> [What you have to do]:
Would you repeat the listing exactly but omit every picture?

> [Information given]:
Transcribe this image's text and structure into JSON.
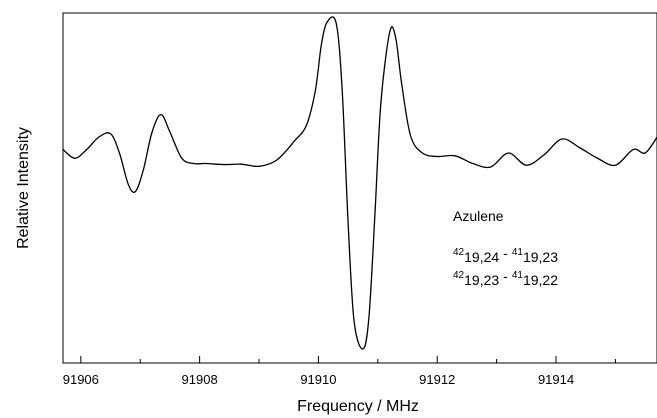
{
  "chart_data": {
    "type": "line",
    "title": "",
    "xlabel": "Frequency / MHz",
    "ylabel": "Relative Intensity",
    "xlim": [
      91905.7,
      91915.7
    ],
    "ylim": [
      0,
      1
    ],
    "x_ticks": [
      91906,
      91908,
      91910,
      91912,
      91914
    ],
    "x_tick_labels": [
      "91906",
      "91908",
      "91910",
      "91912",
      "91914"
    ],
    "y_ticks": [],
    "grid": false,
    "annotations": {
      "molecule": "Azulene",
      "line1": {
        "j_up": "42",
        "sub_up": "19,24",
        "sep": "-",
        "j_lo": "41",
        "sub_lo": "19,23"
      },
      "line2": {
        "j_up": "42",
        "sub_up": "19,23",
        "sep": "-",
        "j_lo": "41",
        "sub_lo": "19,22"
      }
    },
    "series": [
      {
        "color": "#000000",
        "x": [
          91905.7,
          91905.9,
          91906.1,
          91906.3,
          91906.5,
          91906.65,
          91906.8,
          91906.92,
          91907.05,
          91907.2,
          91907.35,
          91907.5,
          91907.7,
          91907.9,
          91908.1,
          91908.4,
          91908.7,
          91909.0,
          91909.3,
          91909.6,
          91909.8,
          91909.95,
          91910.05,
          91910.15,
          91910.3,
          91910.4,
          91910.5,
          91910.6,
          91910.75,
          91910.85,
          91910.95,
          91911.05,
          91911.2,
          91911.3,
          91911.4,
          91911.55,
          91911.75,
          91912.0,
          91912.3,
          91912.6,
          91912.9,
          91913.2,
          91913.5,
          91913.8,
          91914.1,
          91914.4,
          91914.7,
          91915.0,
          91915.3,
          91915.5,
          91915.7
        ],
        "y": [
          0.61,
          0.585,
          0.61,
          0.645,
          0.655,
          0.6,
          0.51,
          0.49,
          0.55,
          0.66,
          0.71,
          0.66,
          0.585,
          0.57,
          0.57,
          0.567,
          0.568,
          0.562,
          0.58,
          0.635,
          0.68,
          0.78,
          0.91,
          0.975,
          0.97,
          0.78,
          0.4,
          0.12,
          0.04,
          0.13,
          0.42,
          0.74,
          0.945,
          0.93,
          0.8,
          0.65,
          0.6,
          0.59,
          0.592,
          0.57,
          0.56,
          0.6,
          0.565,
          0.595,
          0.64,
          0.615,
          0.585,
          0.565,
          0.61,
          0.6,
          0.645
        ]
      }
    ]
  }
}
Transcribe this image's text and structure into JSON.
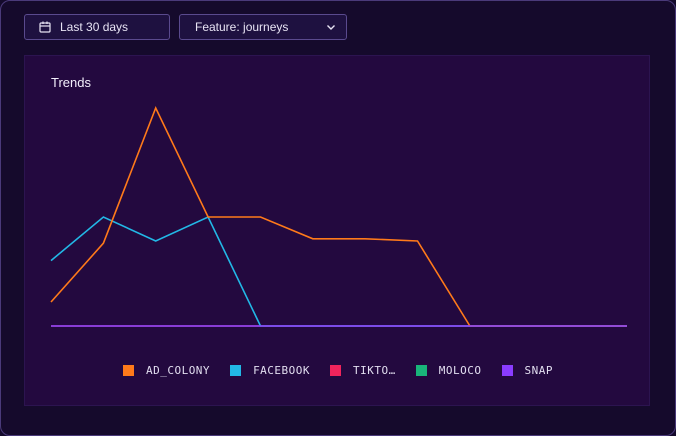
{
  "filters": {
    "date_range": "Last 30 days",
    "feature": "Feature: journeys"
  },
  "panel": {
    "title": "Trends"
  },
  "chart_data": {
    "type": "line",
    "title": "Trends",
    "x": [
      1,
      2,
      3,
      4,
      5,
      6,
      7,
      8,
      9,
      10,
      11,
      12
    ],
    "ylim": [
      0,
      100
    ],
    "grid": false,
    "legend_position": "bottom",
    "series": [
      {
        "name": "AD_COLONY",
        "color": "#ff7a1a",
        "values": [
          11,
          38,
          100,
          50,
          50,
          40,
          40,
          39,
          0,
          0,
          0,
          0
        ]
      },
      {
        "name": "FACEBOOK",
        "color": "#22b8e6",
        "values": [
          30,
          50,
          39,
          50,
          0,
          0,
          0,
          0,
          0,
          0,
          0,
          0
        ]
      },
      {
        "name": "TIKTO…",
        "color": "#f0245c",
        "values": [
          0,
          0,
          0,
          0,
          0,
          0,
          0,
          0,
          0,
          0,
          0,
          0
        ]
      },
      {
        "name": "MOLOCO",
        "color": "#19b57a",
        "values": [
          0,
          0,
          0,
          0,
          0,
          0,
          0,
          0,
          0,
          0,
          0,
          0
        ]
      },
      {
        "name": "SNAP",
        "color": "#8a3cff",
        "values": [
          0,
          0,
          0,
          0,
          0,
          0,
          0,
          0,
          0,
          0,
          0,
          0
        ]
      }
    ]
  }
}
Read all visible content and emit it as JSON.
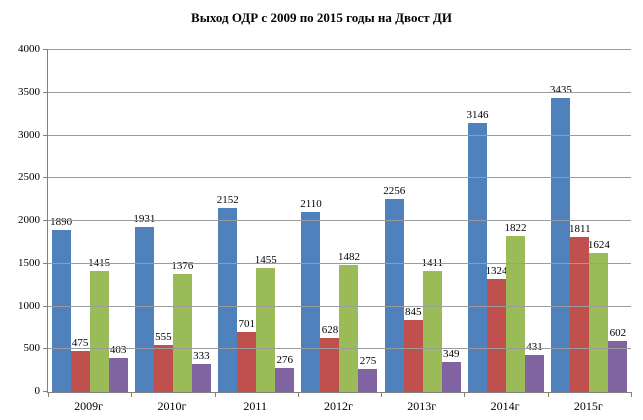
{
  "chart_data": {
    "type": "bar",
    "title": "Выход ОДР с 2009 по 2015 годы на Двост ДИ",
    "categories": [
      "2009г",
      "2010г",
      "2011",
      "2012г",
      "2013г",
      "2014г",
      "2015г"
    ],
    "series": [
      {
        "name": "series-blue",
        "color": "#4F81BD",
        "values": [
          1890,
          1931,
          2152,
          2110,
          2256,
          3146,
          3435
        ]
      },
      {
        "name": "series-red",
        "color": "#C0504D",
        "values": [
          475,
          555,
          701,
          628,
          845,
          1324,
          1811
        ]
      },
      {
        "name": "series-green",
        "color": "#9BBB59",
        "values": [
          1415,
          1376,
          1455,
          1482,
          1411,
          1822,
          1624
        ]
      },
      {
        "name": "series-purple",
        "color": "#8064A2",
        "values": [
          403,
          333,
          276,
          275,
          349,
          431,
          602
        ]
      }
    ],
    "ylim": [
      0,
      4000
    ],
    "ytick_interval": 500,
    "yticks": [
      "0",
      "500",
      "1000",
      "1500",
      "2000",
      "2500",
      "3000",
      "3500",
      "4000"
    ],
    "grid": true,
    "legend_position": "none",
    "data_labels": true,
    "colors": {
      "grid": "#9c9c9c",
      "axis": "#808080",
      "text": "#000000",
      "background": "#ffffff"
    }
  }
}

> [Task response]:
Transcribe this image's text and structure into JSON.
{
  "chart_data": {
    "type": "line",
    "title": "",
    "xlabel": "Frequency / MHz",
    "ylabel": "Relative Intensity",
    "xlim": [
      91905.7,
      91915.7
    ],
    "ylim": [
      0,
      1
    ],
    "x_ticks": [
      91906,
      91908,
      91910,
      91912,
      91914
    ],
    "x_tick_labels": [
      "91906",
      "91908",
      "91910",
      "91912",
      "91914"
    ],
    "y_ticks": [],
    "grid": false,
    "annotations": {
      "molecule": "Azulene",
      "line1": {
        "j_up": "42",
        "sub_up": "19,24",
        "sep": "-",
        "j_lo": "41",
        "sub_lo": "19,23"
      },
      "line2": {
        "j_up": "42",
        "sub_up": "19,23",
        "sep": "-",
        "j_lo": "41",
        "sub_lo": "19,22"
      }
    },
    "series": [
      {
        "color": "#000000",
        "x": [
          91905.7,
          91905.9,
          91906.1,
          91906.3,
          91906.5,
          91906.65,
          91906.8,
          91906.92,
          91907.05,
          91907.2,
          91907.35,
          91907.5,
          91907.7,
          91907.9,
          91908.1,
          91908.4,
          91908.7,
          91909.0,
          91909.3,
          91909.6,
          91909.8,
          91909.95,
          91910.05,
          91910.15,
          91910.3,
          91910.4,
          91910.5,
          91910.6,
          91910.75,
          91910.85,
          91910.95,
          91911.05,
          91911.2,
          91911.3,
          91911.4,
          91911.55,
          91911.75,
          91912.0,
          91912.3,
          91912.6,
          91912.9,
          91913.2,
          91913.5,
          91913.8,
          91914.1,
          91914.4,
          91914.7,
          91915.0,
          91915.3,
          91915.5,
          91915.7
        ],
        "y": [
          0.61,
          0.585,
          0.61,
          0.645,
          0.655,
          0.6,
          0.51,
          0.49,
          0.55,
          0.66,
          0.71,
          0.66,
          0.585,
          0.57,
          0.57,
          0.567,
          0.568,
          0.562,
          0.58,
          0.635,
          0.68,
          0.78,
          0.91,
          0.975,
          0.97,
          0.78,
          0.4,
          0.12,
          0.04,
          0.13,
          0.42,
          0.74,
          0.945,
          0.93,
          0.8,
          0.65,
          0.6,
          0.59,
          0.592,
          0.57,
          0.56,
          0.6,
          0.565,
          0.595,
          0.64,
          0.615,
          0.585,
          0.565,
          0.61,
          0.6,
          0.645
        ]
      }
    ]
  }
}
Transcribe this image's text and structure into JSON.
{
  "filters": {
    "date_range": "Last 30 days",
    "feature": "Feature: journeys"
  },
  "panel": {
    "title": "Trends"
  },
  "chart_data": {
    "type": "line",
    "title": "Trends",
    "x": [
      1,
      2,
      3,
      4,
      5,
      6,
      7,
      8,
      9,
      10,
      11,
      12
    ],
    "ylim": [
      0,
      100
    ],
    "grid": false,
    "legend_position": "bottom",
    "series": [
      {
        "name": "AD_COLONY",
        "color": "#ff7a1a",
        "values": [
          11,
          38,
          100,
          50,
          50,
          40,
          40,
          39,
          0,
          0,
          0,
          0
        ]
      },
      {
        "name": "FACEBOOK",
        "color": "#22b8e6",
        "values": [
          30,
          50,
          39,
          50,
          0,
          0,
          0,
          0,
          0,
          0,
          0,
          0
        ]
      },
      {
        "name": "TIKTO…",
        "color": "#f0245c",
        "values": [
          0,
          0,
          0,
          0,
          0,
          0,
          0,
          0,
          0,
          0,
          0,
          0
        ]
      },
      {
        "name": "MOLOCO",
        "color": "#19b57a",
        "values": [
          0,
          0,
          0,
          0,
          0,
          0,
          0,
          0,
          0,
          0,
          0,
          0
        ]
      },
      {
        "name": "SNAP",
        "color": "#8a3cff",
        "values": [
          0,
          0,
          0,
          0,
          0,
          0,
          0,
          0,
          0,
          0,
          0,
          0
        ]
      }
    ]
  }
}
Read all visible content and emit it as JSON.
{
  "chart_data": {
    "type": "bar",
    "title": "Выход ОДР с 2009 по 2015 годы на Двост ДИ",
    "categories": [
      "2009г",
      "2010г",
      "2011",
      "2012г",
      "2013г",
      "2014г",
      "2015г"
    ],
    "series": [
      {
        "name": "series-blue",
        "color": "#4F81BD",
        "values": [
          1890,
          1931,
          2152,
          2110,
          2256,
          3146,
          3435
        ]
      },
      {
        "name": "series-red",
        "color": "#C0504D",
        "values": [
          475,
          555,
          701,
          628,
          845,
          1324,
          1811
        ]
      },
      {
        "name": "series-green",
        "color": "#9BBB59",
        "values": [
          1415,
          1376,
          1455,
          1482,
          1411,
          1822,
          1624
        ]
      },
      {
        "name": "series-purple",
        "color": "#8064A2",
        "values": [
          403,
          333,
          276,
          275,
          349,
          431,
          602
        ]
      }
    ],
    "ylim": [
      0,
      4000
    ],
    "ytick_interval": 500,
    "yticks": [
      "0",
      "500",
      "1000",
      "1500",
      "2000",
      "2500",
      "3000",
      "3500",
      "4000"
    ],
    "grid": true,
    "legend_position": "none",
    "data_labels": true,
    "colors": {
      "grid": "#9c9c9c",
      "axis": "#808080",
      "text": "#000000",
      "background": "#ffffff"
    }
  }
}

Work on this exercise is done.